## GOAL
Reproduce the whole listing, character for character.
· · · ·
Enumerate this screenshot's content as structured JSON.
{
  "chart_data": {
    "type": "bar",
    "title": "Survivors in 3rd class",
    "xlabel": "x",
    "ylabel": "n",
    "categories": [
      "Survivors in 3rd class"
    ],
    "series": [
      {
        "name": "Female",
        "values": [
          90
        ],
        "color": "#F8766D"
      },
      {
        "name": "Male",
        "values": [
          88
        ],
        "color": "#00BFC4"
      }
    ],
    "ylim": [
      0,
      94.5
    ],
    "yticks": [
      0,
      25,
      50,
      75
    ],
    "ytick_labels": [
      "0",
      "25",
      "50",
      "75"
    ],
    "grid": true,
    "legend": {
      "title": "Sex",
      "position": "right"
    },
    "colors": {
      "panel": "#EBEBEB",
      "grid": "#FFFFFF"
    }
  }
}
· · · ·
## ANSWER BELOW
Enumerate this screenshot's content as structured JSON.
{
  "chart_data": {
    "type": "bar",
    "title": "Survivors in 3rd class",
    "xlabel": "x",
    "ylabel": "n",
    "categories": [
      "Survivors in 3rd class"
    ],
    "series": [
      {
        "name": "Female",
        "values": [
          90
        ],
        "color": "#F8766D"
      },
      {
        "name": "Male",
        "values": [
          88
        ],
        "color": "#00BFC4"
      }
    ],
    "ylim": [
      0,
      94.5
    ],
    "yticks": [
      0,
      25,
      50,
      75
    ],
    "ytick_labels": [
      "0",
      "25",
      "50",
      "75"
    ],
    "grid": true,
    "legend": {
      "title": "Sex",
      "position": "right"
    },
    "colors": {
      "panel": "#EBEBEB",
      "grid": "#FFFFFF"
    }
  }
}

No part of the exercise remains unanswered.